REQUIRED WORK: Copy out every line that contains "trường".

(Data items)

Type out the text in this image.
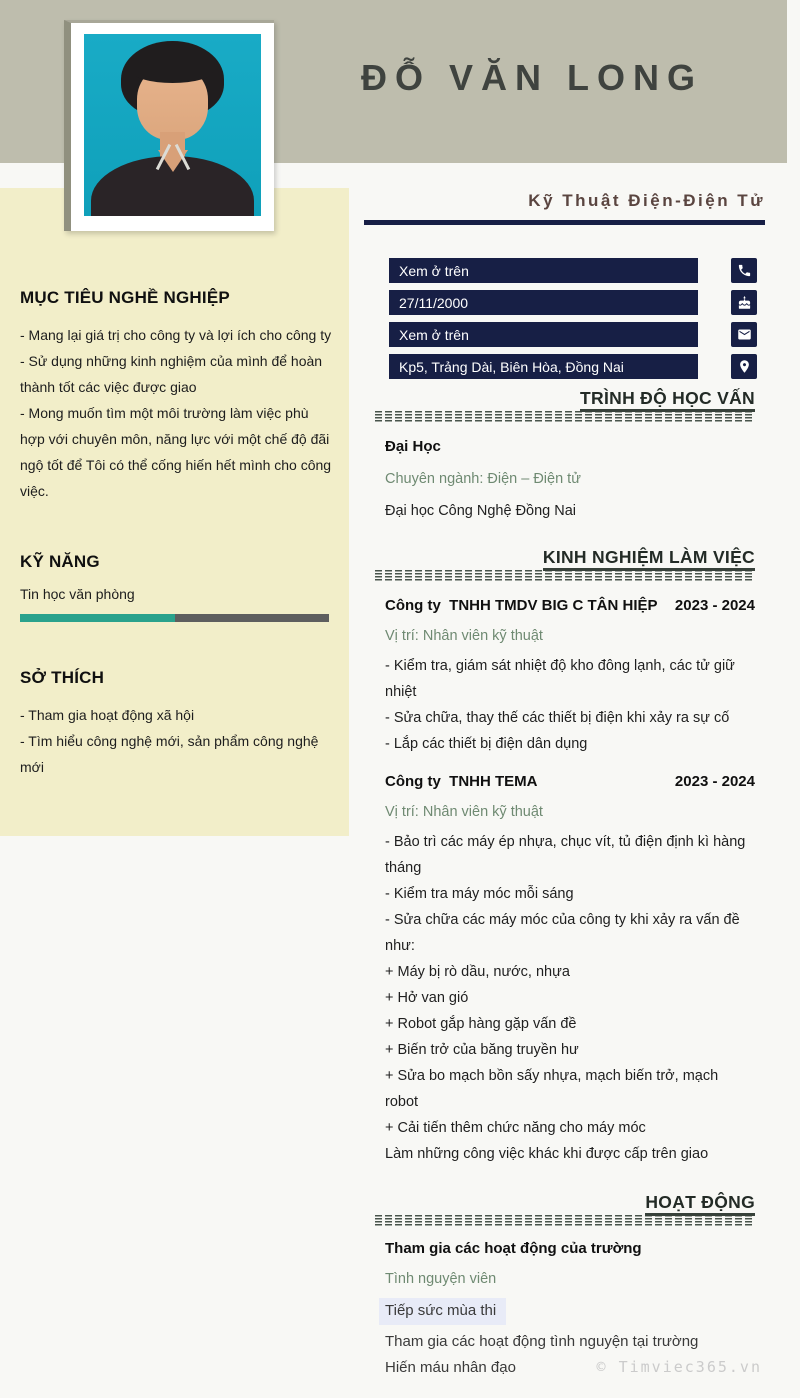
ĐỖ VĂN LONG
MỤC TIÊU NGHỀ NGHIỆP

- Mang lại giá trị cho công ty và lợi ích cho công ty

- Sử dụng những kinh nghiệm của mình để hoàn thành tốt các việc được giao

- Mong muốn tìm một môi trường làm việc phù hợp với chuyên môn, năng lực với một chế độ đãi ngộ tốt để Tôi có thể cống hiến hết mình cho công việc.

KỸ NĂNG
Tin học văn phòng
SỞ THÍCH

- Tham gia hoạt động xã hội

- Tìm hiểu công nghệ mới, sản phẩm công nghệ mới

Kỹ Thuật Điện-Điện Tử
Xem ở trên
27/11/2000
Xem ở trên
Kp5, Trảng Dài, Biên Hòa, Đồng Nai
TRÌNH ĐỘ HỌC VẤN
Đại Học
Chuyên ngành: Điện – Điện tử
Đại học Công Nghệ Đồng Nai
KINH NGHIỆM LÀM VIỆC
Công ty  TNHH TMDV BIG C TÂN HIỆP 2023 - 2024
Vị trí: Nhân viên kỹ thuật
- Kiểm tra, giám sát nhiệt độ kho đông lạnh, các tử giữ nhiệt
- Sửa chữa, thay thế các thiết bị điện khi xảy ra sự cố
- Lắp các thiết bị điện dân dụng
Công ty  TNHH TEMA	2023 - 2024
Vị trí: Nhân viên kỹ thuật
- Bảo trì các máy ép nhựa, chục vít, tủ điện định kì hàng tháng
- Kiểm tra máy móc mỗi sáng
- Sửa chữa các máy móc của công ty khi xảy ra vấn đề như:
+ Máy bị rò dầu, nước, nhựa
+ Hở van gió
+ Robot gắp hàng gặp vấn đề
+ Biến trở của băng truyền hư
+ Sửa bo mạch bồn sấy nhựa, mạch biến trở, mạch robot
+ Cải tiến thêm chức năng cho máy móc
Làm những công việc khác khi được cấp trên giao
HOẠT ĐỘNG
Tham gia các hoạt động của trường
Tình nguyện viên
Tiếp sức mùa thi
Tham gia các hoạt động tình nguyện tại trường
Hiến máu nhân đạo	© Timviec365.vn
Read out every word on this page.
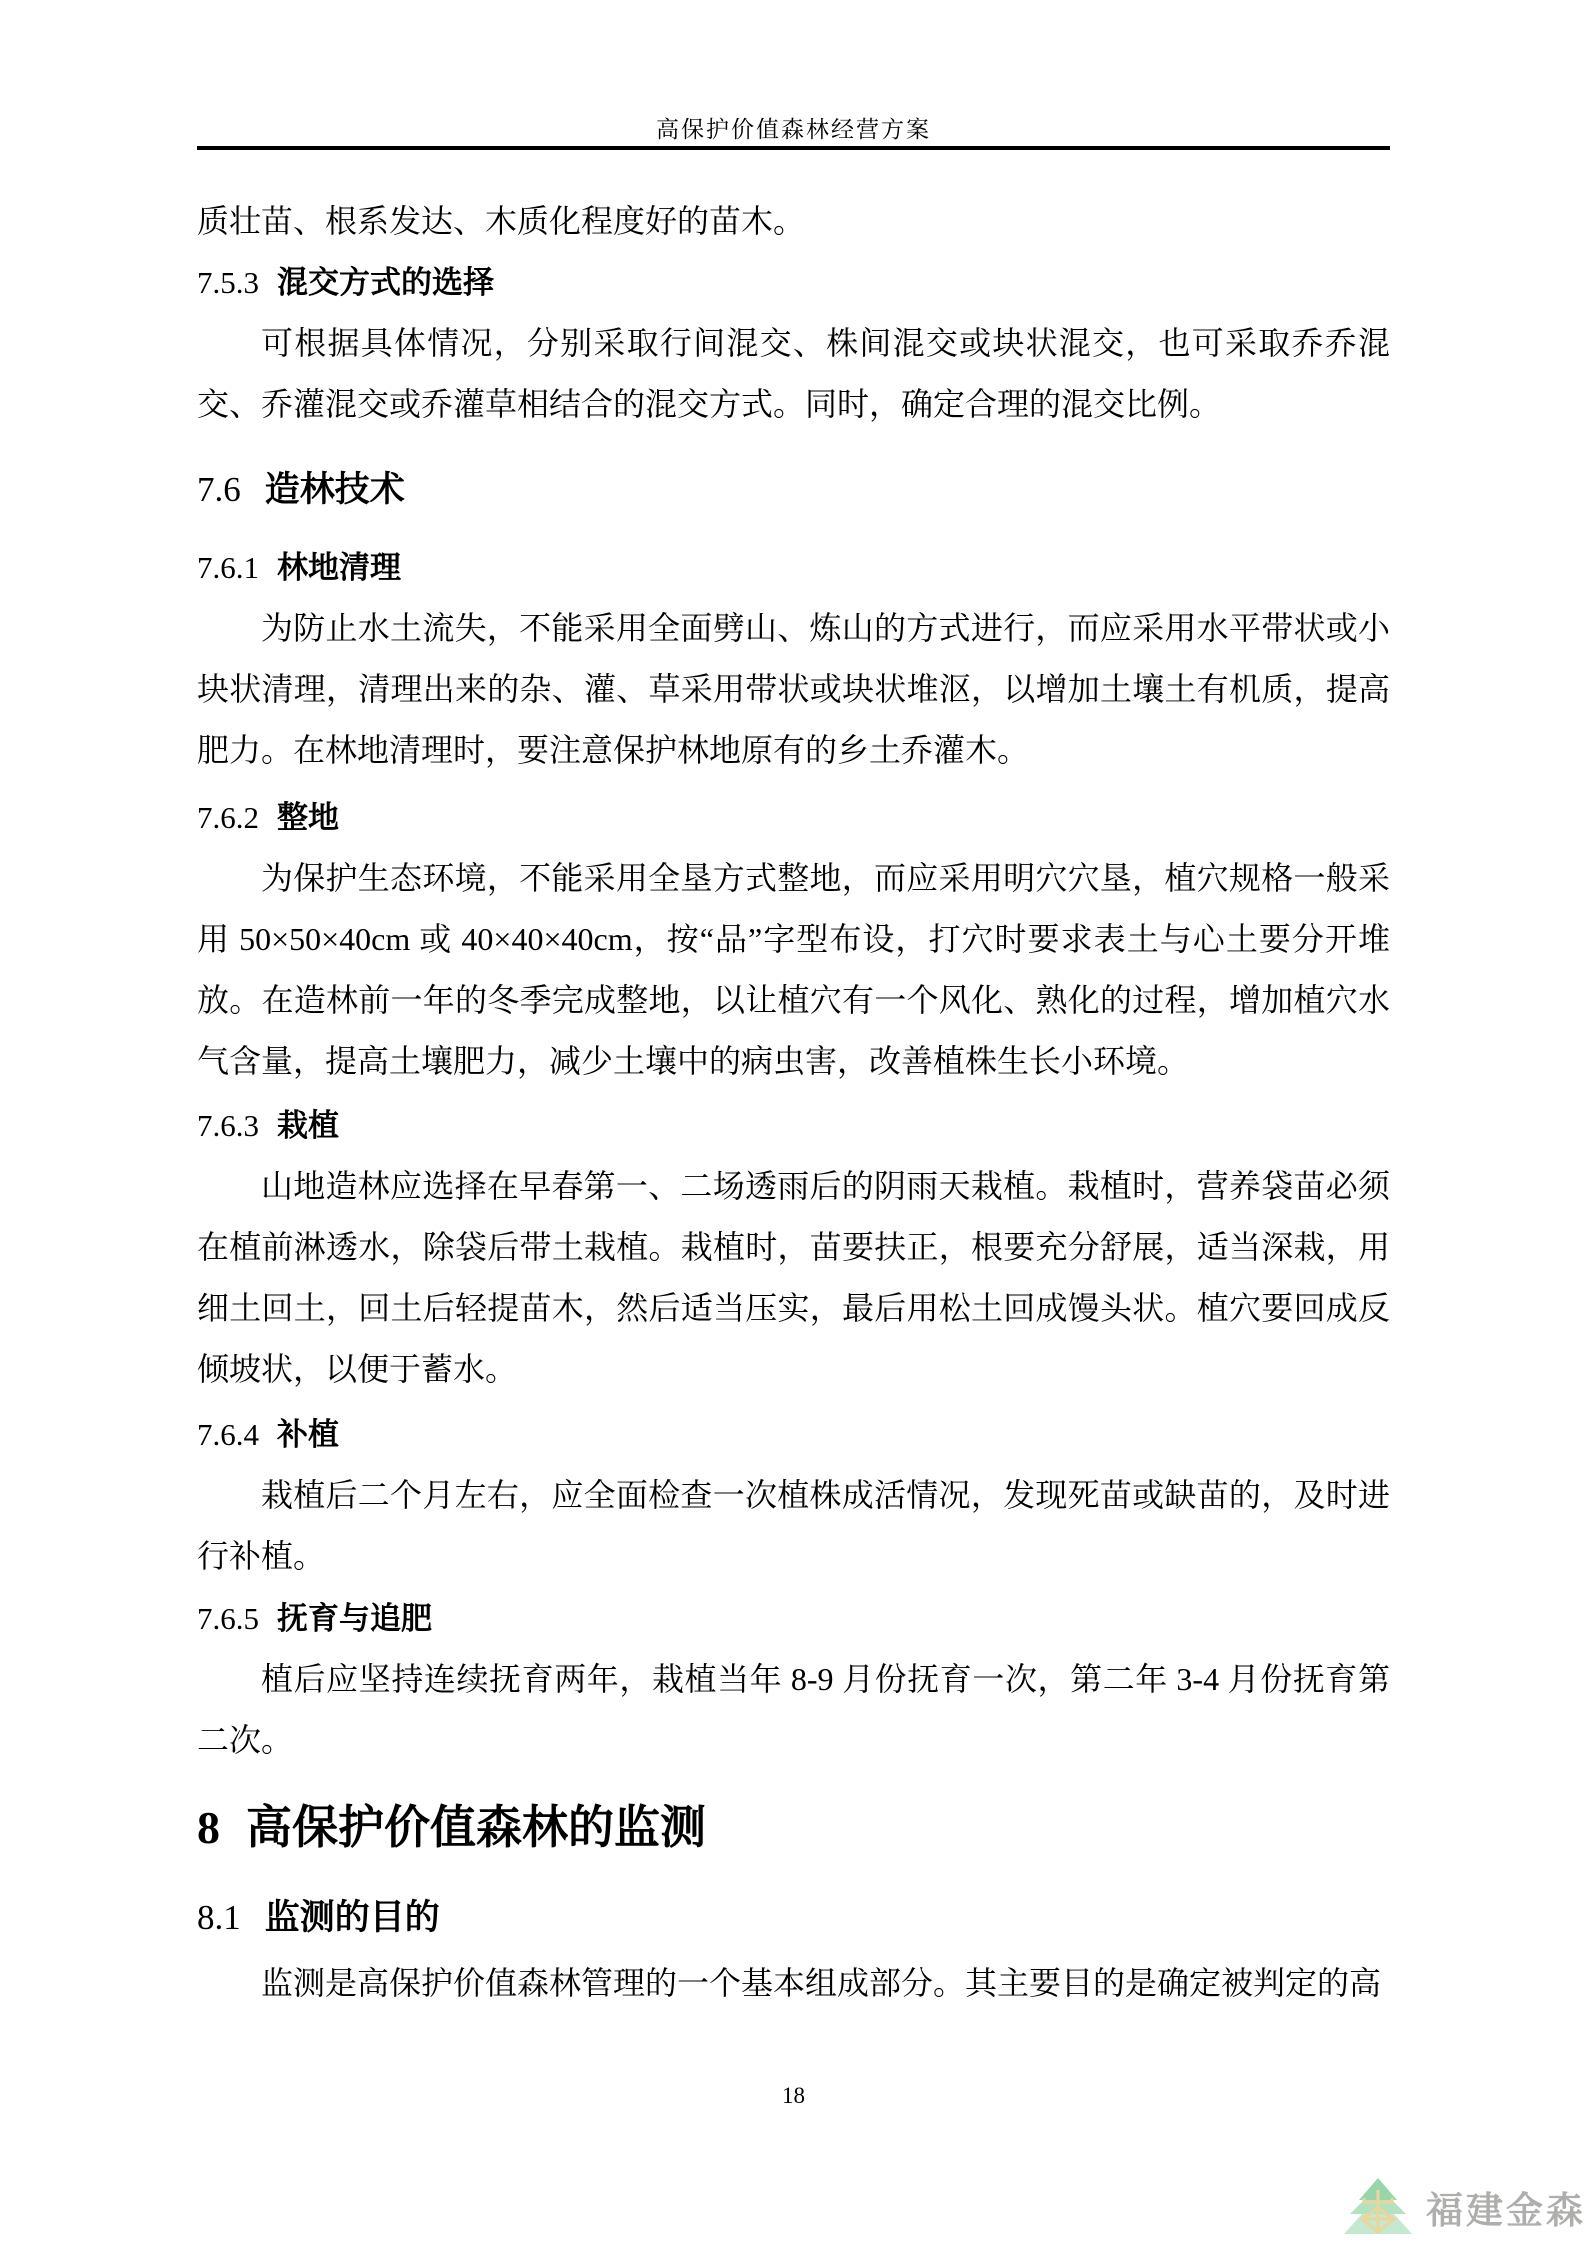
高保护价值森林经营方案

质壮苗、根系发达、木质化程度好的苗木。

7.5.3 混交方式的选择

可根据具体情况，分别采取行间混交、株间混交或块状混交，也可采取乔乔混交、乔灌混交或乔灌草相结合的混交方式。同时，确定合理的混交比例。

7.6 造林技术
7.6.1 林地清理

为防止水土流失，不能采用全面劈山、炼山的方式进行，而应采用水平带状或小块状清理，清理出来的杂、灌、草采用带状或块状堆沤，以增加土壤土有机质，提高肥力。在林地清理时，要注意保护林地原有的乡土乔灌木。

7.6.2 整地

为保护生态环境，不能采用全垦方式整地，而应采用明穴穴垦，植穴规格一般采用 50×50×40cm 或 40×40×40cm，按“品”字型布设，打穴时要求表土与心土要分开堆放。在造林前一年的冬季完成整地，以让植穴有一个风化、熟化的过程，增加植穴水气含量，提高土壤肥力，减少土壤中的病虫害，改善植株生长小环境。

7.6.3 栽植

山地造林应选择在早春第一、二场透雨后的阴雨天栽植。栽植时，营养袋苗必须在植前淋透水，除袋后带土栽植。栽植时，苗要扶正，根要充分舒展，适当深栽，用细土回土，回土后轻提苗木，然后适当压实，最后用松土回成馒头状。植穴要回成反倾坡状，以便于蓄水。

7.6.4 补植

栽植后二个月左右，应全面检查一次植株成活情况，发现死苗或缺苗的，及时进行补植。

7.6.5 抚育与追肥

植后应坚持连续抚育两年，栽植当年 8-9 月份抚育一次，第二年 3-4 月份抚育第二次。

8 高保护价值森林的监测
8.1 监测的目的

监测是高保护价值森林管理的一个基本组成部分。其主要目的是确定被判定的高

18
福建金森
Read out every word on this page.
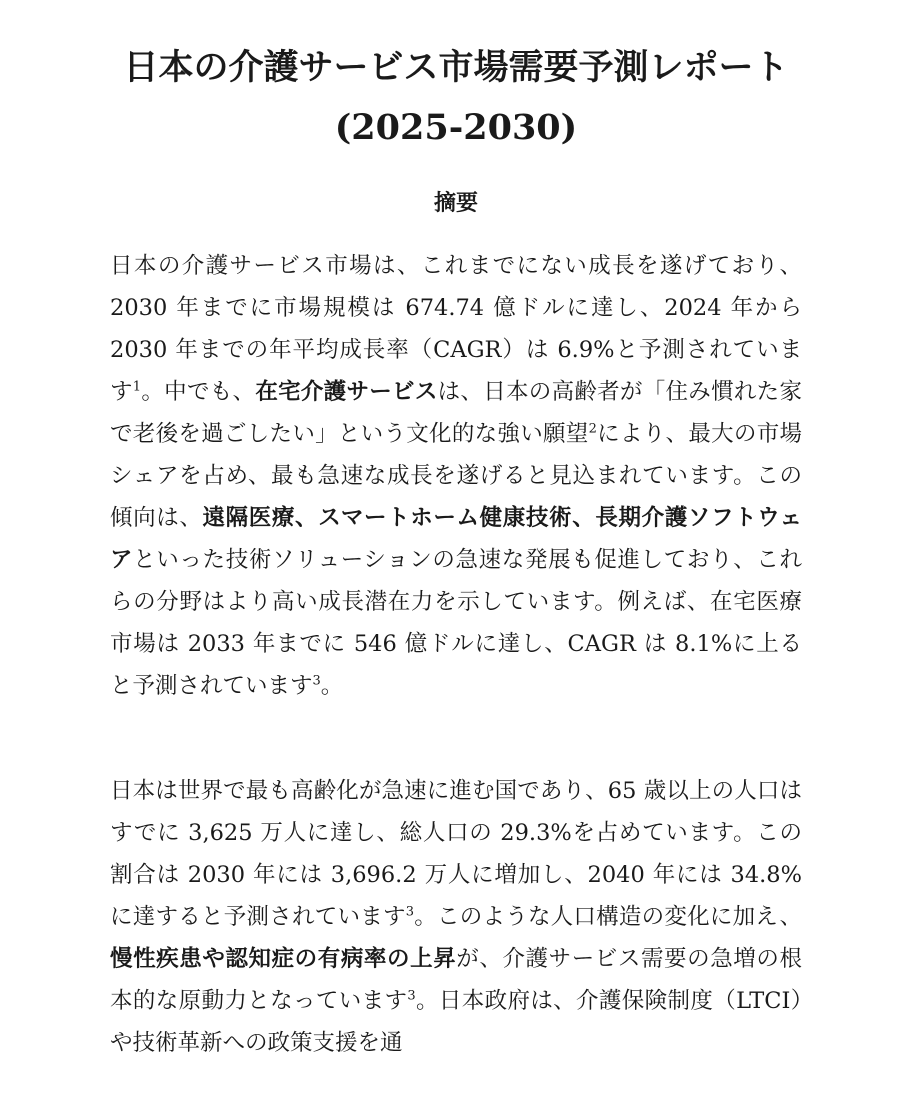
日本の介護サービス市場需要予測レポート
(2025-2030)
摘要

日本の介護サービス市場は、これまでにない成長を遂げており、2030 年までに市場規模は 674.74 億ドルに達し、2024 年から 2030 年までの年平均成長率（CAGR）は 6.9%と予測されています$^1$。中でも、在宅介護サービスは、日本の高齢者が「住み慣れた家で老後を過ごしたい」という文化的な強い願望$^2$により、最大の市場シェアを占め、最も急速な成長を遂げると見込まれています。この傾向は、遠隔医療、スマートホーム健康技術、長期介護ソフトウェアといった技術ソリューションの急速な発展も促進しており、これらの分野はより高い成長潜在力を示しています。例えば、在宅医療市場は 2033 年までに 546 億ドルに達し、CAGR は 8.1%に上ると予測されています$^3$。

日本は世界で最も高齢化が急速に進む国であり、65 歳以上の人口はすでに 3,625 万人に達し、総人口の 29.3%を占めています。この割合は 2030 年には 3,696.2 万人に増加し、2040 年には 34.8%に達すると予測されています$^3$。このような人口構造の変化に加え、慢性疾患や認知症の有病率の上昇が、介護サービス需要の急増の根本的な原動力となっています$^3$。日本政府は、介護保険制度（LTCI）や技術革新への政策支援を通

SOLUTION BELOW:
- Mong muốn tìm một môi trường làm việc phù hợp với chuyên môn, năng lực với một chế độ đãi ngộ tốt để Tôi có thể cống hiến hết mình cho công việc.
Tham gia các hoạt động của trường
Tham gia các hoạt động tình nguyện tại trường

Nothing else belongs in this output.